# WORK TO BE COMPLETED
Every line that includes the word "marker" is to be listed.

# TASK DATA
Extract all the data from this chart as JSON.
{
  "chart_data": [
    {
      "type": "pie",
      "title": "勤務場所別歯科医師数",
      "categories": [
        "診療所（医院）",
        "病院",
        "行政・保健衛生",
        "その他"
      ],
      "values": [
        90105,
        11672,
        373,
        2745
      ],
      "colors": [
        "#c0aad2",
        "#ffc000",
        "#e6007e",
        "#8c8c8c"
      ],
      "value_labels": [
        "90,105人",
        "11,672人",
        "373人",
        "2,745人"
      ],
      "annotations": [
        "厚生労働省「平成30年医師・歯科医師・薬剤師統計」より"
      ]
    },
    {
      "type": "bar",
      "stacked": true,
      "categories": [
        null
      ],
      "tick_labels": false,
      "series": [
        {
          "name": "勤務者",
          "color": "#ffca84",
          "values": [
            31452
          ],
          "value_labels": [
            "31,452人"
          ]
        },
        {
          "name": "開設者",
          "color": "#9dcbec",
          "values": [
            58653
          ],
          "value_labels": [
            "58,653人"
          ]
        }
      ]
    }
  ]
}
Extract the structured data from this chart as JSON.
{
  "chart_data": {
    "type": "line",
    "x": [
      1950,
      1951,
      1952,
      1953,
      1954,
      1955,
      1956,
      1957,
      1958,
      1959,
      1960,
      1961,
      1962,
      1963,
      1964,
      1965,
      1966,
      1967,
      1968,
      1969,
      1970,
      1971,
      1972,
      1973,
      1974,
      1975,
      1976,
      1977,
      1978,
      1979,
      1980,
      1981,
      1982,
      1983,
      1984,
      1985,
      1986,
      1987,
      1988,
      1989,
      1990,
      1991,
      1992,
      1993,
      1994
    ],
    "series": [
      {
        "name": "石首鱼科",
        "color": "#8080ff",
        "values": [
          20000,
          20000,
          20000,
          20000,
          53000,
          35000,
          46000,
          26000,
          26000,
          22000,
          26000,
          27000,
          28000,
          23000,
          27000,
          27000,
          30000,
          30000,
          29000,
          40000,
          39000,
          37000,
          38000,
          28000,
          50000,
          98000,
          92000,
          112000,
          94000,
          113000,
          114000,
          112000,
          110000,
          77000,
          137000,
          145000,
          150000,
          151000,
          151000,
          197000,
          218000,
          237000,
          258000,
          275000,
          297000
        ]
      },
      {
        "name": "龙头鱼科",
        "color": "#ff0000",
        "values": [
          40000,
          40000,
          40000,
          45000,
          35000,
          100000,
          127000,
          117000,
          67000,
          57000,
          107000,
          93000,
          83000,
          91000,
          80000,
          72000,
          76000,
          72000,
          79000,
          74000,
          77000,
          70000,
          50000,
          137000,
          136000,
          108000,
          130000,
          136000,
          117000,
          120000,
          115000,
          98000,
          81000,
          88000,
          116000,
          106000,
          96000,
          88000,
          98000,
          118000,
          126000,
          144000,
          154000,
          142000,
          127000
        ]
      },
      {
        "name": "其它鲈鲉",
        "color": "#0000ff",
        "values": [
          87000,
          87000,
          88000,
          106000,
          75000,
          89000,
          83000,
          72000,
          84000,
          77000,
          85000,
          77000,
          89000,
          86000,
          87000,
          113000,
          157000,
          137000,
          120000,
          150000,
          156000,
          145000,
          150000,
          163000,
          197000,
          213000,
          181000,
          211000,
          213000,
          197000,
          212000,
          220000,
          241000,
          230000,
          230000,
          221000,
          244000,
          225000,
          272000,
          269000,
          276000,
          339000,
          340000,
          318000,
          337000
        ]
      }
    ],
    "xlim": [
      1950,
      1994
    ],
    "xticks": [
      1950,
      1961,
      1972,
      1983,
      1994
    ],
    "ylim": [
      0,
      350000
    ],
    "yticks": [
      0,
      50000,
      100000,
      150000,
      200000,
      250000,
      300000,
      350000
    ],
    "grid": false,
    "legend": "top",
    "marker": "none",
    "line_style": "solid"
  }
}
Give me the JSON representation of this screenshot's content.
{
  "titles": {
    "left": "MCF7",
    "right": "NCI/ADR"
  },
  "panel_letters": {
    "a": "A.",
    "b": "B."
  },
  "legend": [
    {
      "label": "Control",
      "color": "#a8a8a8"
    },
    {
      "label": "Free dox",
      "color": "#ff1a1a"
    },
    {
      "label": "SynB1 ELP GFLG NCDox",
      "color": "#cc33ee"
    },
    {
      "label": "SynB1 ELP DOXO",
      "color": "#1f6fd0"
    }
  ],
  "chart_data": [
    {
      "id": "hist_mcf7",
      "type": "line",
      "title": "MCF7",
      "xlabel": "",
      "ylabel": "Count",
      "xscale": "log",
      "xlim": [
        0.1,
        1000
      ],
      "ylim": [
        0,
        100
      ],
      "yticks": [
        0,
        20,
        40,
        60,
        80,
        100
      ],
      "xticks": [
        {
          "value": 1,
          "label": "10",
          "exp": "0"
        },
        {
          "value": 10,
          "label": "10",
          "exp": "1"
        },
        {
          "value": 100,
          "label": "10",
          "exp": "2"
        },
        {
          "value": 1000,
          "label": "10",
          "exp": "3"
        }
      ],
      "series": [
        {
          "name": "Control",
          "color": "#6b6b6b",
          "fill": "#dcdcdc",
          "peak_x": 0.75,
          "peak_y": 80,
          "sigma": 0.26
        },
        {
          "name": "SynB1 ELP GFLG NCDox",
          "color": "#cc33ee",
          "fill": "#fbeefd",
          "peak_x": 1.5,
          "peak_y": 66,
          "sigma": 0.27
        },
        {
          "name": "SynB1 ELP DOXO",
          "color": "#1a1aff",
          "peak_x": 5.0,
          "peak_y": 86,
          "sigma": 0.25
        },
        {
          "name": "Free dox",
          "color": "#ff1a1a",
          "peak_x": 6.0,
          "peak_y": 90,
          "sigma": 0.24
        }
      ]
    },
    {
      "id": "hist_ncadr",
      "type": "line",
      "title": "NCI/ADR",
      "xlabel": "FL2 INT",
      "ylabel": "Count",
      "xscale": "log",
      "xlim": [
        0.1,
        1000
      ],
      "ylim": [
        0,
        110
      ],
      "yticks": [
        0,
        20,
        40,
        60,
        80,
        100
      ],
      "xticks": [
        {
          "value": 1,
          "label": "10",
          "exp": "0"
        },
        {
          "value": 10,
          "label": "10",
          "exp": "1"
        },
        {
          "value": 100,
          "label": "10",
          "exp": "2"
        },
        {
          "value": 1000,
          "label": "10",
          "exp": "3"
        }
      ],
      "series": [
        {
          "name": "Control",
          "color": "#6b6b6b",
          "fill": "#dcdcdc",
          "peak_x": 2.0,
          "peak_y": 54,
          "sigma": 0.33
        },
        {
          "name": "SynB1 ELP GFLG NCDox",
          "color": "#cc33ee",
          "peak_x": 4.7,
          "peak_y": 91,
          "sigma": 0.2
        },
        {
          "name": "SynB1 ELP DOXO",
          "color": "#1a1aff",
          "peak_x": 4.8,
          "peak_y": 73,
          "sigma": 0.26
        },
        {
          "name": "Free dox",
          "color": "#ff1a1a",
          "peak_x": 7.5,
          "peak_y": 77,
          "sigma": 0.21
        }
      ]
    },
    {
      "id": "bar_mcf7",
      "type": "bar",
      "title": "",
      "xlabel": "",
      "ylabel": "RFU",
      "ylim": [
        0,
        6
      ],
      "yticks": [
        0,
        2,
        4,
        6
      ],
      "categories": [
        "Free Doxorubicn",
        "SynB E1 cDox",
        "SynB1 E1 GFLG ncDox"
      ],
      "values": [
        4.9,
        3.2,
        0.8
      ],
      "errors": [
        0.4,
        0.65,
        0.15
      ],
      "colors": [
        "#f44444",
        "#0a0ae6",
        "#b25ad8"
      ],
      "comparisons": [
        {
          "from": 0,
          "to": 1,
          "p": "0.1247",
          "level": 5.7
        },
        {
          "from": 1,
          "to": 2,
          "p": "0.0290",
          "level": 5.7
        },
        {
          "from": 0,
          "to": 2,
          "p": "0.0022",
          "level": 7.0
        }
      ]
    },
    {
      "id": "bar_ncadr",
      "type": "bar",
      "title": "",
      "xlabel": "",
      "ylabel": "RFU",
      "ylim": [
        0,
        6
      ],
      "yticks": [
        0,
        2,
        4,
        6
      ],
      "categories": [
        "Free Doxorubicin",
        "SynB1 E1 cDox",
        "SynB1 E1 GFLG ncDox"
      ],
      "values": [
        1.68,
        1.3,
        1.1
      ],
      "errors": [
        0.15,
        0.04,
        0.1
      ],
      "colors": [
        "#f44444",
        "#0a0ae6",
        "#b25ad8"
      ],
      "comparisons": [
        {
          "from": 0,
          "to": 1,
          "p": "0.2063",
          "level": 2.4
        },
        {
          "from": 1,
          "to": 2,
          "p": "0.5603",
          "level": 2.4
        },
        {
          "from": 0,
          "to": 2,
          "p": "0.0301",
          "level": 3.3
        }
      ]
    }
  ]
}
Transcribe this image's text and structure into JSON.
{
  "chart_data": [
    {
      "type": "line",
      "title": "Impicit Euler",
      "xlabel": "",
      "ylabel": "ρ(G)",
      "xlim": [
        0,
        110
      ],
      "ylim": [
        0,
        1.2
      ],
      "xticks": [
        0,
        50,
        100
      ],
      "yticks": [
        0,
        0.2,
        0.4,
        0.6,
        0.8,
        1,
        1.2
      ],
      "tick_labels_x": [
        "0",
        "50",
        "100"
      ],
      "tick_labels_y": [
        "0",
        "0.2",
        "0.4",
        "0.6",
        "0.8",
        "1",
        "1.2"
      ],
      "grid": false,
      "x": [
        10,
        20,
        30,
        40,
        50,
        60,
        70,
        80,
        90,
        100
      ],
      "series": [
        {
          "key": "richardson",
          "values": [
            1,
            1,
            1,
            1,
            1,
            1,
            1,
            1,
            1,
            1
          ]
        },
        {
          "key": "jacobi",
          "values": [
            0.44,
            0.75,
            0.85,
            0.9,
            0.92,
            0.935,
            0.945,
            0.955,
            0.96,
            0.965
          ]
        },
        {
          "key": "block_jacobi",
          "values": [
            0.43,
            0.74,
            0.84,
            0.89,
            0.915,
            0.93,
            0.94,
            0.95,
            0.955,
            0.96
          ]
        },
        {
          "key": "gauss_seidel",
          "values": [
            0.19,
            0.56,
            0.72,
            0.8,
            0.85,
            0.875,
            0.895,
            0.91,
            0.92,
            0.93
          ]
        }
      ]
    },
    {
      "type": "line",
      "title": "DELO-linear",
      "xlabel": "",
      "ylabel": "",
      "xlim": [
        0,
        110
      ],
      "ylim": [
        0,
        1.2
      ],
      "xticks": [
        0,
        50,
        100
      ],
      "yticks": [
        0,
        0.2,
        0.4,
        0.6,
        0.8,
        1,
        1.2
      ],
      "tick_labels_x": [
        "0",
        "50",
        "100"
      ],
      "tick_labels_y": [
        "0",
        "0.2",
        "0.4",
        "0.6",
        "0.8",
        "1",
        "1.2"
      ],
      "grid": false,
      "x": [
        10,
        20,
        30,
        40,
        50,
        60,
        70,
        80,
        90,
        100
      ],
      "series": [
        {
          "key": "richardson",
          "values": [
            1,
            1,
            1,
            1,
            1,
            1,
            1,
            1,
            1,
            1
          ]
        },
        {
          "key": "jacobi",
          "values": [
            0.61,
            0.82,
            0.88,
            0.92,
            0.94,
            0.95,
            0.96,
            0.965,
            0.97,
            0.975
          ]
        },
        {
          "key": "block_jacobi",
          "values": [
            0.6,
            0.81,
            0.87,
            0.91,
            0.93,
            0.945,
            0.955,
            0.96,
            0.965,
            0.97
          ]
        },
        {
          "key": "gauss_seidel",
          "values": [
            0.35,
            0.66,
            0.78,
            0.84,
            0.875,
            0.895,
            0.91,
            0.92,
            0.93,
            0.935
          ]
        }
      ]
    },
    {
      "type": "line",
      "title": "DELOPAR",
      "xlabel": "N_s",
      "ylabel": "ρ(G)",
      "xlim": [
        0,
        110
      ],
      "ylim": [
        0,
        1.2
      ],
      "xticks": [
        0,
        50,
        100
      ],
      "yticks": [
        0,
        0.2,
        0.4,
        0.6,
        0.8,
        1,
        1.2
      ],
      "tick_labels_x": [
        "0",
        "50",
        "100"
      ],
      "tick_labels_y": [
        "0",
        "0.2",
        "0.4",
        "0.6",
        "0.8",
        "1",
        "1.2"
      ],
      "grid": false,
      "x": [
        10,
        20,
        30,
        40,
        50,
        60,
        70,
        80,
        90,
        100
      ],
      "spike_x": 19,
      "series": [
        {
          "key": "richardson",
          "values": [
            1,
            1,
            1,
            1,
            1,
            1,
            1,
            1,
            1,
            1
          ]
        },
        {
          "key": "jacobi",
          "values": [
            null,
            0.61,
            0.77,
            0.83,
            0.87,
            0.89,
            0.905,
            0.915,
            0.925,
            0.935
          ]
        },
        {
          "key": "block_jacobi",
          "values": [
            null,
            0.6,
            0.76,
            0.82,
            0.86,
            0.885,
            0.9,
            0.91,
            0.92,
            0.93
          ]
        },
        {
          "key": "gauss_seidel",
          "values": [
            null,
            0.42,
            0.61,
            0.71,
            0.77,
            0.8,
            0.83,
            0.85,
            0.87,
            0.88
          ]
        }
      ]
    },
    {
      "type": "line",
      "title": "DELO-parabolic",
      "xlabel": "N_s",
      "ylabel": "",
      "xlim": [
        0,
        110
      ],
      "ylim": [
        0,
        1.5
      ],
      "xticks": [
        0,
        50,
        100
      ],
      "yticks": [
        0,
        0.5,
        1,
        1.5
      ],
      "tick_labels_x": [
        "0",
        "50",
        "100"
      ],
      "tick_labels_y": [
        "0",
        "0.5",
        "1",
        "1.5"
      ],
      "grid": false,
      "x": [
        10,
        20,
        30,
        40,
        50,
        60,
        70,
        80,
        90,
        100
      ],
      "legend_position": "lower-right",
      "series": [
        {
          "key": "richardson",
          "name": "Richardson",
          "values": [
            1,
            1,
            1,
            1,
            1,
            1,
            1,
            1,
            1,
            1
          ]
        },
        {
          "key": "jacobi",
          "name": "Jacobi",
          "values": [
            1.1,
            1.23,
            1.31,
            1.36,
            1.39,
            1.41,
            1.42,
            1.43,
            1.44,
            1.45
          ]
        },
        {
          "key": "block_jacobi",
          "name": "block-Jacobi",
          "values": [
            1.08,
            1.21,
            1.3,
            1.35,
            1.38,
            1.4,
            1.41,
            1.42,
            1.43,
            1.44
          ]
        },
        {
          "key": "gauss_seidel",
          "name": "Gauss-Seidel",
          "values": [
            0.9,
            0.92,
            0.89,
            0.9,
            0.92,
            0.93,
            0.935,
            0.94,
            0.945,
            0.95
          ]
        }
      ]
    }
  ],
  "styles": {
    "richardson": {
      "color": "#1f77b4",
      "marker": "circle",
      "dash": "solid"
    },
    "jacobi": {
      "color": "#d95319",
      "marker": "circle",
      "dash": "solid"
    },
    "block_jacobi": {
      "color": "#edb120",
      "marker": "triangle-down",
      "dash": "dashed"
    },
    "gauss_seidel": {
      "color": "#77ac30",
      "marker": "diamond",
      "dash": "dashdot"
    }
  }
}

# WRITTEN REPLY
    "marker": "none",
      "marker": "circle",
      "marker": "circle",
      "marker": "triangle-down",
      "marker": "diamond",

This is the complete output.